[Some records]
_ _ _ _
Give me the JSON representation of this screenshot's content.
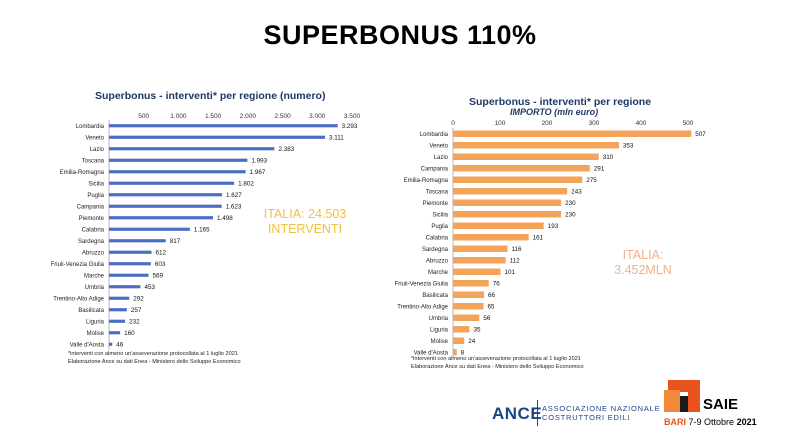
{
  "title": "SUPERBONUS 110%",
  "chart_data": [
    {
      "type": "bar",
      "orientation": "horizontal",
      "title": "Superbonus - interventi* per regione (numero)",
      "categories": [
        "Lombardia",
        "Veneto",
        "Lazio",
        "Toscana",
        "Emilia-Romagna",
        "Sicilia",
        "Puglia",
        "Campania",
        "Piemonte",
        "Calabria",
        "Sardegna",
        "Abruzzo",
        "Friuli-Venezia Giulia",
        "Marche",
        "Umbria",
        "Trentino-Alto Adige",
        "Basilicata",
        "Liguria",
        "Molise",
        "Valle d'Aosta"
      ],
      "values": [
        3293,
        3111,
        2383,
        1993,
        1967,
        1802,
        1627,
        1623,
        1498,
        1165,
        817,
        612,
        603,
        569,
        453,
        292,
        257,
        232,
        160,
        46
      ],
      "value_labels": [
        "3.293",
        "3.111",
        "2.383",
        "1.993",
        "1.967",
        "1.802",
        "1.627",
        "1.623",
        "1.498",
        "1.165",
        "817",
        "612",
        "603",
        "569",
        "453",
        "292",
        "257",
        "232",
        "160",
        "46"
      ],
      "xlim": [
        0,
        3500
      ],
      "ticks": [
        500,
        1000,
        1500,
        2000,
        2500,
        3000,
        3500
      ],
      "tick_labels": [
        "500",
        "1.000",
        "1.500",
        "2.000",
        "2.500",
        "3.000",
        "3.500"
      ],
      "bar_color": "#4a6fc1",
      "grid": false,
      "total_lines": [
        "ITALIA: 24.503",
        "INTERVENTI"
      ],
      "total_color": "#f0c040",
      "notes": [
        "*interventi con almeno un'asseverazione protocollata al 1 luglio 2021",
        "Elaborazione Ance su dati Enea - Ministero dello Sviluppo Economico"
      ]
    },
    {
      "type": "bar",
      "orientation": "horizontal",
      "title": "Superbonus - interventi* per regione",
      "subtitle": "IMPORTO  (mln euro)",
      "categories": [
        "Lombardia",
        "Veneto",
        "Lazio",
        "Campania",
        "Emilia-Romagna",
        "Toscana",
        "Piemonte",
        "Sicilia",
        "Puglia",
        "Calabria",
        "Sardegna",
        "Abruzzo",
        "Marche",
        "Friuli-Venezia Giulia",
        "Basilicata",
        "Trentino-Alto Adige",
        "Umbria",
        "Liguria",
        "Molise",
        "Valle d'Aosta"
      ],
      "values": [
        507,
        353,
        310,
        291,
        275,
        243,
        230,
        230,
        193,
        161,
        116,
        112,
        101,
        76,
        66,
        65,
        56,
        35,
        24,
        8
      ],
      "value_labels": [
        "507",
        "353",
        "310",
        "291",
        "275",
        "243",
        "230",
        "230",
        "193",
        "161",
        "116",
        "112",
        "101",
        "76",
        "66",
        "65",
        "56",
        "35",
        "24",
        "8"
      ],
      "xlim": [
        0,
        500
      ],
      "ticks": [
        0,
        100,
        200,
        300,
        400,
        500
      ],
      "tick_labels": [
        "0",
        "100",
        "200",
        "300",
        "400",
        "500"
      ],
      "bar_color": "#f4a35a",
      "grid": false,
      "total_lines": [
        "ITALIA:",
        "3.452MLN"
      ],
      "total_color": "#f4b183",
      "notes": [
        "*interventi con almeno un'asseverazione protocollata al 1 luglio 2021",
        "Elaborazione Ance su dati Enea - Ministero dello Sviluppo Economico"
      ]
    }
  ],
  "logos": {
    "ance": "ANCE",
    "ance_sub": [
      "ASSOCIAZIONE NAZIONALE",
      "COSTRUTTORI EDILI"
    ],
    "saie": "SAIE",
    "saie_city": "BARI",
    "saie_days": "7-9",
    "saie_month": "Ottobre",
    "saie_year": "2021"
  },
  "colors": {
    "title_blue": "#1f3864",
    "ance_blue": "#1c4587",
    "saie_orange": "#e8541e"
  }
}
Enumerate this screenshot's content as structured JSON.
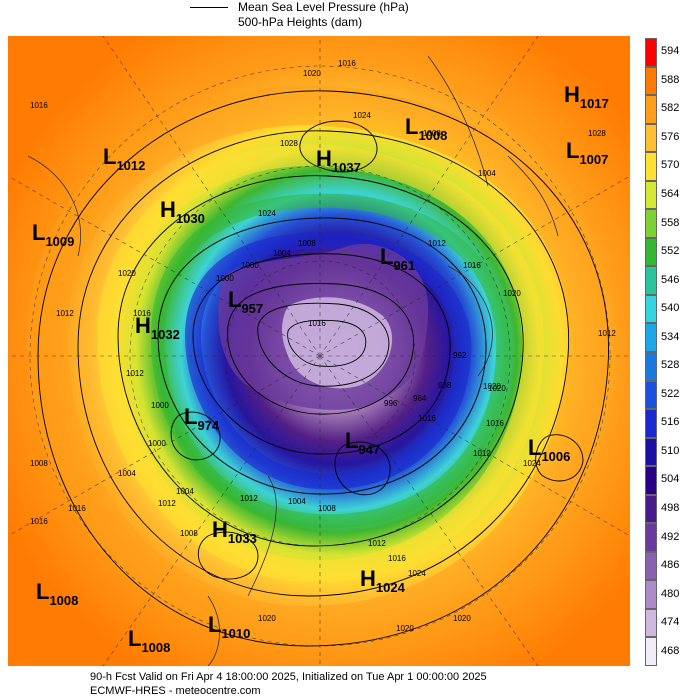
{
  "legend": {
    "mslp_label": "Mean Sea Level Pressure (hPa)",
    "height_label": "500-hPa Heights (dam)"
  },
  "colorbar": {
    "levels": [
      "594",
      "588",
      "582",
      "576",
      "570",
      "564",
      "558",
      "552",
      "546",
      "540",
      "534",
      "528",
      "522",
      "516",
      "510",
      "504",
      "498",
      "492",
      "486",
      "480",
      "474",
      "468"
    ],
    "colors": [
      "#ff0000",
      "#ff7a00",
      "#ff9e1a",
      "#ffbf33",
      "#ffe033",
      "#d4e833",
      "#7cd133",
      "#33b833",
      "#2ac49a",
      "#33d6e0",
      "#1aa8e8",
      "#1a78e0",
      "#1a4fe0",
      "#1a28d0",
      "#1a10a8",
      "#2a0088",
      "#4a1a8c",
      "#6a3a9e",
      "#8a60b0",
      "#ad8ac8",
      "#cfb8e0",
      "#f2ecf6"
    ]
  },
  "centers": [
    {
      "type": "H",
      "value": "1017"
    },
    {
      "type": "L",
      "value": "1008"
    },
    {
      "type": "L",
      "value": "1007"
    },
    {
      "type": "L",
      "value": "1012"
    },
    {
      "type": "H",
      "value": "1037"
    },
    {
      "type": "H",
      "value": "1030"
    },
    {
      "type": "L",
      "value": "1009"
    },
    {
      "type": "L",
      "value": "961"
    },
    {
      "type": "L",
      "value": "957"
    },
    {
      "type": "H",
      "value": "1032"
    },
    {
      "type": "L",
      "value": "974"
    },
    {
      "type": "L",
      "value": "947"
    },
    {
      "type": "L",
      "value": "1006"
    },
    {
      "type": "H",
      "value": "1033"
    },
    {
      "type": "H",
      "value": "1024"
    },
    {
      "type": "L",
      "value": "1008"
    },
    {
      "type": "L",
      "value": "1010"
    },
    {
      "type": "L",
      "value": "1008"
    }
  ],
  "contour_labels": [
    "1020",
    "1016",
    "1024",
    "1028",
    "1008",
    "1004",
    "1016",
    "1020",
    "1016",
    "1012",
    "1008",
    "1000",
    "1012",
    "1024",
    "1016",
    "1020",
    "1012",
    "1024",
    "1016",
    "1020",
    "1004",
    "1016",
    "1012",
    "1020",
    "1016",
    "1020",
    "1020",
    "1016",
    "1012",
    "1000",
    "1004",
    "1008",
    "1012",
    "1004",
    "1008",
    "1012",
    "1016",
    "992",
    "988",
    "984",
    "996",
    "1000",
    "1000",
    "1004",
    "1008",
    "1012",
    "1016",
    "1020",
    "1024",
    "1028"
  ],
  "footer": {
    "line1": "90-h Fcst Valid on Fri Apr  4 18:00:00 2025, Initialized on Tue Apr  1 00:00:00 2025",
    "line2": "ECMWF-HRES  - meteocentre.com"
  }
}
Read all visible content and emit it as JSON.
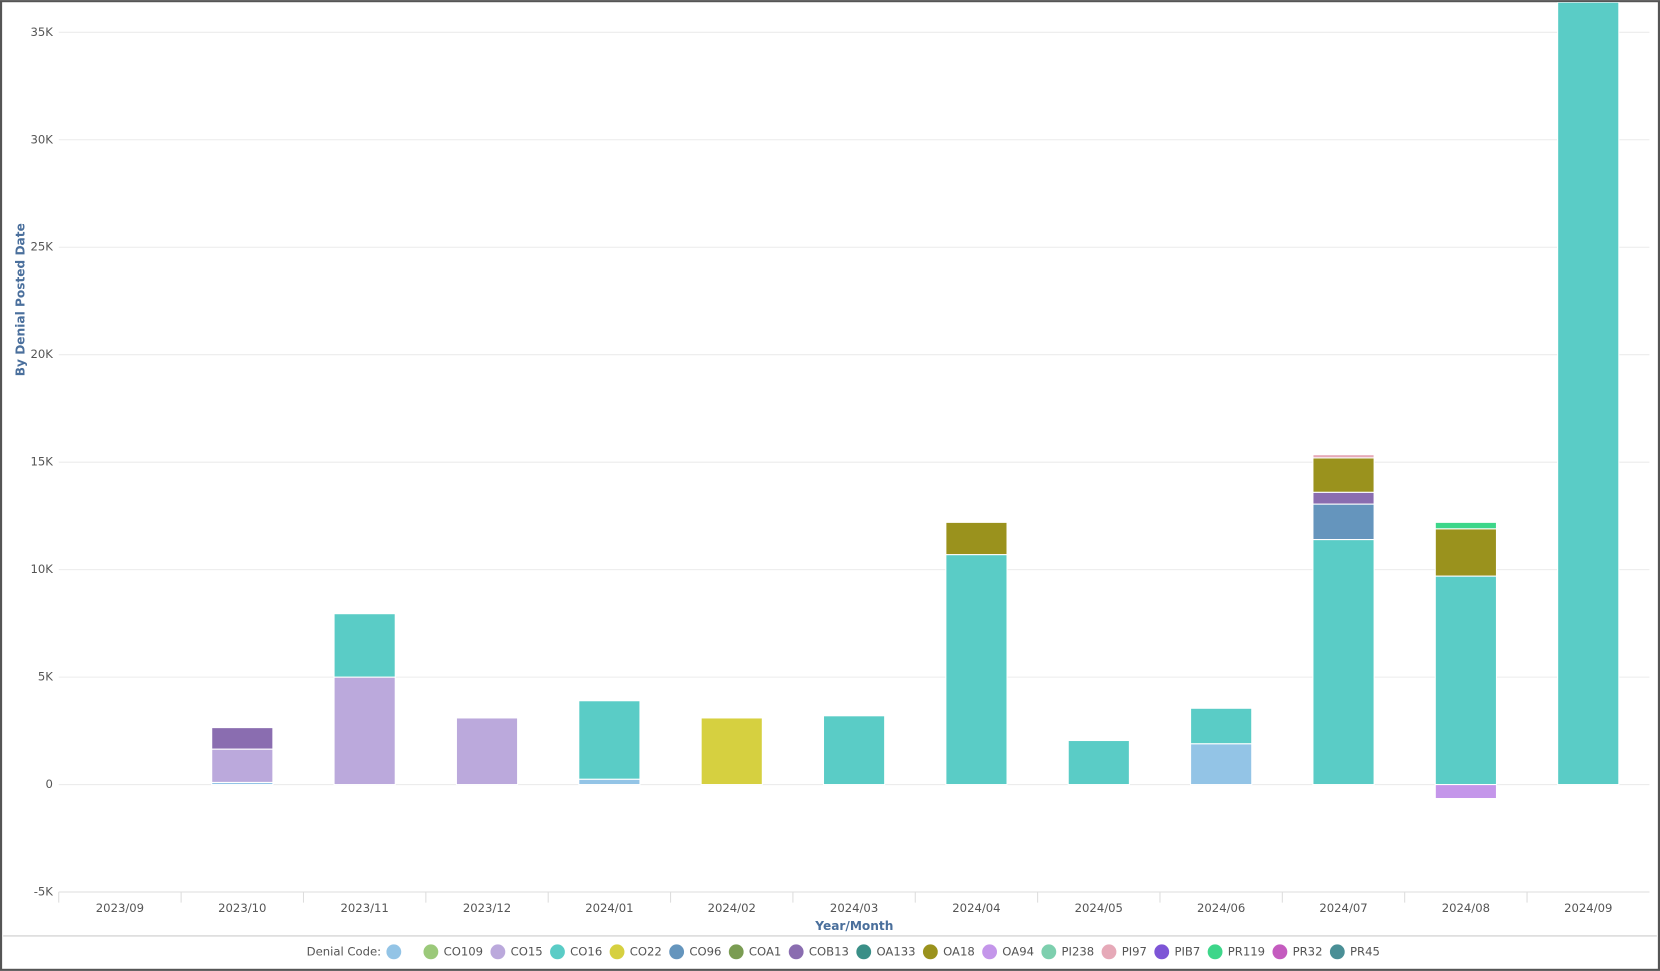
{
  "chart_data": {
    "type": "stacked_bar",
    "y_label": "By Denial Posted Date",
    "x_label": "Year/Month",
    "legend_title": "Denial Code:",
    "categories": [
      "2023/09",
      "2023/10",
      "2023/11",
      "2023/12",
      "2024/01",
      "2024/02",
      "2024/03",
      "2024/04",
      "2024/05",
      "2024/06",
      "2024/07",
      "2024/08",
      "2024/09"
    ],
    "ylim": [
      -5000,
      36400
    ],
    "yticks": [
      {
        "value": -5000,
        "label": "-5K"
      },
      0,
      {
        "value": 5000,
        "label": "5K"
      },
      {
        "value": 10000,
        "label": "10K"
      },
      {
        "value": 15000,
        "label": "15K"
      },
      {
        "value": 20000,
        "label": "20K"
      },
      {
        "value": 25000,
        "label": "25K"
      },
      {
        "value": 30000,
        "label": "30K"
      },
      {
        "value": 35000,
        "label": "35K"
      }
    ],
    "grid": true,
    "series": [
      {
        "name": null,
        "color": "#93c4e6",
        "values": [
          null,
          100,
          null,
          null,
          250,
          null,
          null,
          null,
          null,
          1900,
          null,
          null,
          null
        ]
      },
      {
        "name": "CO109",
        "color": "#9bc97a",
        "values": [
          null,
          null,
          null,
          null,
          null,
          null,
          null,
          null,
          null,
          null,
          null,
          null,
          null
        ]
      },
      {
        "name": "CO15",
        "color": "#bba9dc",
        "values": [
          null,
          1550,
          5000,
          3100,
          null,
          null,
          null,
          null,
          null,
          null,
          null,
          null,
          null
        ]
      },
      {
        "name": "CO16",
        "color": "#5accc6",
        "values": [
          null,
          null,
          2950,
          null,
          3650,
          null,
          3200,
          10700,
          2050,
          1650,
          11400,
          9700,
          36400
        ]
      },
      {
        "name": "CO22",
        "color": "#d6d040",
        "values": [
          null,
          null,
          null,
          null,
          null,
          3100,
          null,
          null,
          null,
          null,
          null,
          null,
          null
        ]
      },
      {
        "name": "CO96",
        "color": "#6595bd",
        "values": [
          null,
          null,
          null,
          null,
          null,
          null,
          null,
          null,
          null,
          null,
          1650,
          null,
          null
        ]
      },
      {
        "name": "COA1",
        "color": "#7a9c52",
        "values": [
          null,
          null,
          null,
          null,
          null,
          null,
          null,
          null,
          null,
          null,
          null,
          null,
          null
        ]
      },
      {
        "name": "COB13",
        "color": "#8a6db0",
        "values": [
          null,
          1000,
          null,
          null,
          null,
          null,
          null,
          null,
          null,
          null,
          550,
          null,
          null
        ]
      },
      {
        "name": "OA133",
        "color": "#3a8f87",
        "values": [
          null,
          null,
          null,
          null,
          null,
          null,
          null,
          null,
          null,
          null,
          null,
          null,
          null
        ]
      },
      {
        "name": "OA18",
        "color": "#9a921d",
        "values": [
          null,
          null,
          null,
          null,
          null,
          null,
          null,
          1500,
          null,
          null,
          1600,
          2200,
          null
        ]
      },
      {
        "name": "OA94",
        "color": "#c496ea",
        "values": [
          null,
          null,
          null,
          null,
          null,
          null,
          null,
          null,
          null,
          null,
          null,
          -650,
          null
        ]
      },
      {
        "name": "PI238",
        "color": "#7dcfae",
        "values": [
          null,
          null,
          null,
          null,
          null,
          null,
          null,
          null,
          null,
          null,
          null,
          null,
          null
        ]
      },
      {
        "name": "PI97",
        "color": "#e6a9b8",
        "values": [
          null,
          null,
          null,
          null,
          null,
          null,
          null,
          null,
          null,
          null,
          150,
          null,
          null
        ]
      },
      {
        "name": "PIB7",
        "color": "#7d55d6",
        "values": [
          null,
          null,
          null,
          null,
          null,
          null,
          null,
          null,
          null,
          null,
          null,
          null,
          null
        ]
      },
      {
        "name": "PR119",
        "color": "#3dd68a",
        "values": [
          null,
          null,
          null,
          null,
          null,
          null,
          null,
          null,
          null,
          null,
          null,
          300,
          null
        ]
      },
      {
        "name": "PR32",
        "color": "#c45bbf",
        "values": [
          null,
          null,
          null,
          null,
          null,
          null,
          null,
          null,
          null,
          null,
          null,
          null,
          null
        ]
      },
      {
        "name": "PR45",
        "color": "#4a8f96",
        "values": [
          null,
          null,
          null,
          null,
          null,
          null,
          null,
          null,
          null,
          null,
          null,
          null,
          null
        ]
      }
    ]
  }
}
_ _ _ _
▸ **What needs to be done**: Copy every line from the records above that contains the word "content".

▸ **Final result**:
Give me the JSON representation of this screenshot's content.
Enumerate this screenshot's content as structured JSON.
Read all visible content and emit it as JSON.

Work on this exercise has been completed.